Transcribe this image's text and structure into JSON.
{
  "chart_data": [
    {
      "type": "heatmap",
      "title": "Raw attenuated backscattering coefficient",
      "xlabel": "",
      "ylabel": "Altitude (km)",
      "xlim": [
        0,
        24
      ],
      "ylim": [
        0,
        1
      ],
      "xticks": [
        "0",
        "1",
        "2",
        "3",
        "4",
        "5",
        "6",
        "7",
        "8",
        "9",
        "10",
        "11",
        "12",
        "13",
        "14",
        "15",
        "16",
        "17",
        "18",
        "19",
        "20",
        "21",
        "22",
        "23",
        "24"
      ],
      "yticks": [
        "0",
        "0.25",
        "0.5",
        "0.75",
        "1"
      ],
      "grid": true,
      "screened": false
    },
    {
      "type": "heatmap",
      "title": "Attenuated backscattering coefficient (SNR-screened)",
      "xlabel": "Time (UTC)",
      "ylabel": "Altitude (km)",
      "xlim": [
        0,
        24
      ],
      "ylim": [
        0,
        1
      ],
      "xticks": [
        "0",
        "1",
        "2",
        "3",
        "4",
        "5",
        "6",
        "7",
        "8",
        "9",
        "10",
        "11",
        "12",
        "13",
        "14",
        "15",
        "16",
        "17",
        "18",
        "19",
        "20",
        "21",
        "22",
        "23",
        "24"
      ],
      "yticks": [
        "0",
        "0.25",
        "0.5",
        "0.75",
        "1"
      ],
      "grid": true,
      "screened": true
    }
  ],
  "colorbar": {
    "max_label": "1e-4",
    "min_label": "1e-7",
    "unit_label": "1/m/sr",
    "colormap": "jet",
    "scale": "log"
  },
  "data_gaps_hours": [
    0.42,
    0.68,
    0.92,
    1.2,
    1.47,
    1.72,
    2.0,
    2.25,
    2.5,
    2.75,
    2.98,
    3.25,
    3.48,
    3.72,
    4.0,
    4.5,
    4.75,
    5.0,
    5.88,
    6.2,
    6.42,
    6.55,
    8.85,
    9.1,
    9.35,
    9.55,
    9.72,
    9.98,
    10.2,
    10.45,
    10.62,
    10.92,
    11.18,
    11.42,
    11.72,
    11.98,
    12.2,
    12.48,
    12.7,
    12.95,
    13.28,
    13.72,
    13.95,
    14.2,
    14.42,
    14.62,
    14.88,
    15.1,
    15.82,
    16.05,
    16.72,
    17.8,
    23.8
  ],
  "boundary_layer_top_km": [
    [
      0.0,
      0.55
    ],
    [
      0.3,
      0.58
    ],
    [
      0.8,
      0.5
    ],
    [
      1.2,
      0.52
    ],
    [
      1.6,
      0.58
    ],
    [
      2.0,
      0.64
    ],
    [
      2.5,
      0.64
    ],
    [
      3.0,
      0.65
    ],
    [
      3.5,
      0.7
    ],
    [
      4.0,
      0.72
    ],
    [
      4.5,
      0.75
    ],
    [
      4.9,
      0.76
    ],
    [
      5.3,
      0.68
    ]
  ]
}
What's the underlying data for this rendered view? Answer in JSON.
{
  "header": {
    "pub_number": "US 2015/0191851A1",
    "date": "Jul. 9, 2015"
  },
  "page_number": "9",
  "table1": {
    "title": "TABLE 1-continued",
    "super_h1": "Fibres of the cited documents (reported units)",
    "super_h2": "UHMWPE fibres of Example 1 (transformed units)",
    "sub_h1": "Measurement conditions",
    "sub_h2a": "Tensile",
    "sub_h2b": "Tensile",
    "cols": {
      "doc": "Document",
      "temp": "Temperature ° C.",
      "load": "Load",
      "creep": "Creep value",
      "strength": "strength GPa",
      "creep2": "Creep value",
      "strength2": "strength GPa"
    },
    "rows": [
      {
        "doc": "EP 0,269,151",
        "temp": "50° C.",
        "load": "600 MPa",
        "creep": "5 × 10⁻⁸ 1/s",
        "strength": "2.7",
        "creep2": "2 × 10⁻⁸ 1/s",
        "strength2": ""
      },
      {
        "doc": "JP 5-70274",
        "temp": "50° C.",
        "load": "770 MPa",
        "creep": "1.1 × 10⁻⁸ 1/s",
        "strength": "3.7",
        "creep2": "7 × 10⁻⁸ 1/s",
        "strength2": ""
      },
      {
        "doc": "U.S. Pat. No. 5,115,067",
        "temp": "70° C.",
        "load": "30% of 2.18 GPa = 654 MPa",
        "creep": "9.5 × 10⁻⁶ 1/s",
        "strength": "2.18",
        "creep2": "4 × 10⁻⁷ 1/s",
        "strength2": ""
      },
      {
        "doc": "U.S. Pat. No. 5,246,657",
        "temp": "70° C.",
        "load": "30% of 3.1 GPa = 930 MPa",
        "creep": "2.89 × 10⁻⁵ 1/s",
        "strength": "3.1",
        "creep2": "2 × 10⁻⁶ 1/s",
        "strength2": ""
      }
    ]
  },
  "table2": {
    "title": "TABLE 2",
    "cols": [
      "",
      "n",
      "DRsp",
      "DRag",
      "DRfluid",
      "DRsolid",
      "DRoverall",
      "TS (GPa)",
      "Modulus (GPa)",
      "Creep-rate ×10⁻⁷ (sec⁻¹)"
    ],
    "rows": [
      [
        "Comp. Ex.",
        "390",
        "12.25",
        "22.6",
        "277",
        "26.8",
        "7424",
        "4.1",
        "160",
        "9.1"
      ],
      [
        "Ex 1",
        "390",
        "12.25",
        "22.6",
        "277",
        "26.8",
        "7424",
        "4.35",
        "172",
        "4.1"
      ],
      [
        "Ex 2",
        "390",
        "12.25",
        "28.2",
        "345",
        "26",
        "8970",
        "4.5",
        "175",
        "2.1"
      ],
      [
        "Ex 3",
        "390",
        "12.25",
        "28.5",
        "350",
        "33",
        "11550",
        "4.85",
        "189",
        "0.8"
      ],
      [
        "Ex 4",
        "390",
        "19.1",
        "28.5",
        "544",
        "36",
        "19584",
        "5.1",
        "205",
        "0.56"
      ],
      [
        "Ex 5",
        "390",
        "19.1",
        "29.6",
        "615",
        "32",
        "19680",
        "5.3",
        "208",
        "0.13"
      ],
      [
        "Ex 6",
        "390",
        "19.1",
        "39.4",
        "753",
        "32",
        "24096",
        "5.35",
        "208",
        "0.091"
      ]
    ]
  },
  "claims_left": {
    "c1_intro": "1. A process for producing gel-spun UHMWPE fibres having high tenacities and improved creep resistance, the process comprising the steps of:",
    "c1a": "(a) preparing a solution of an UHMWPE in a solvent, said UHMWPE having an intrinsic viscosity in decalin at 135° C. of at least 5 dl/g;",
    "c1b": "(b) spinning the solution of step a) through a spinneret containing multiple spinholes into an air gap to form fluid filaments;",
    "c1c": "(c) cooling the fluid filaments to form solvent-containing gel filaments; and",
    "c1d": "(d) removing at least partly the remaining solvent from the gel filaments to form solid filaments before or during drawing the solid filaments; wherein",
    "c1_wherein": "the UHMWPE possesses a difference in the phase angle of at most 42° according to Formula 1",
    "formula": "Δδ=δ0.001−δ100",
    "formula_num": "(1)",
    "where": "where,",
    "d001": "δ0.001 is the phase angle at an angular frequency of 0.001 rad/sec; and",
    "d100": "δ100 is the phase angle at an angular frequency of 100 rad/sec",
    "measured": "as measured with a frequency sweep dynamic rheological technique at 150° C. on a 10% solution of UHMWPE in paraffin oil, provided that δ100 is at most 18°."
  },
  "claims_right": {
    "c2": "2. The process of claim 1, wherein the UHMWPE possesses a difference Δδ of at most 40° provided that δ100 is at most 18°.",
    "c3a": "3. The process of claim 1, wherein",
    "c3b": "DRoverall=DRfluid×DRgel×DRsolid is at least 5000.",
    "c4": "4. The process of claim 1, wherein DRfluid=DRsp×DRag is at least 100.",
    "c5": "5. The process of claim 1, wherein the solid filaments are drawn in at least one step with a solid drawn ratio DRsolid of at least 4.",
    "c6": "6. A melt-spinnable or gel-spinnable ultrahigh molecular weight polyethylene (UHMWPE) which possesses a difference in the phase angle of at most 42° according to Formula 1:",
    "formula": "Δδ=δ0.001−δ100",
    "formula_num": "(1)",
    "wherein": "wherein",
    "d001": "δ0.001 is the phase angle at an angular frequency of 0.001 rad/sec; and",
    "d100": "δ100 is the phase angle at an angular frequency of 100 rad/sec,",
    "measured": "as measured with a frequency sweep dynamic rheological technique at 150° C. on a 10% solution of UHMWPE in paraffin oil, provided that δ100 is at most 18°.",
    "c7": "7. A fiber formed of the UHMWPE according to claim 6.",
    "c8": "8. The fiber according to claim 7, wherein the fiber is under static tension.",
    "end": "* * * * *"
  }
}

##########

» **What the task requires**:
Copy every line of the material in which the word "solution" occurs.

» **Expected answer**:
    "c1a": "(a) preparing a solution of an UHMWPE in a solvent, said UHMWPE having an intrinsic viscosity in decalin at 135° C. of at least 5 dl/g;",
    "c1b": "(b) spinning the solution of step a) through a spinneret containing multiple spinholes into an air gap to form fluid filaments;",
    "measured": "as measured with a frequency sweep dynamic rheological technique at 150° C. on a 10% solution of UHMWPE in paraffin oil, provided that δ100 is at most 18°."
    "measured": "as measured with a frequency sweep dynamic rheological technique at 150° C. on a 10% solution of UHMWPE in paraffin oil, provided that δ100 is at most 18°.",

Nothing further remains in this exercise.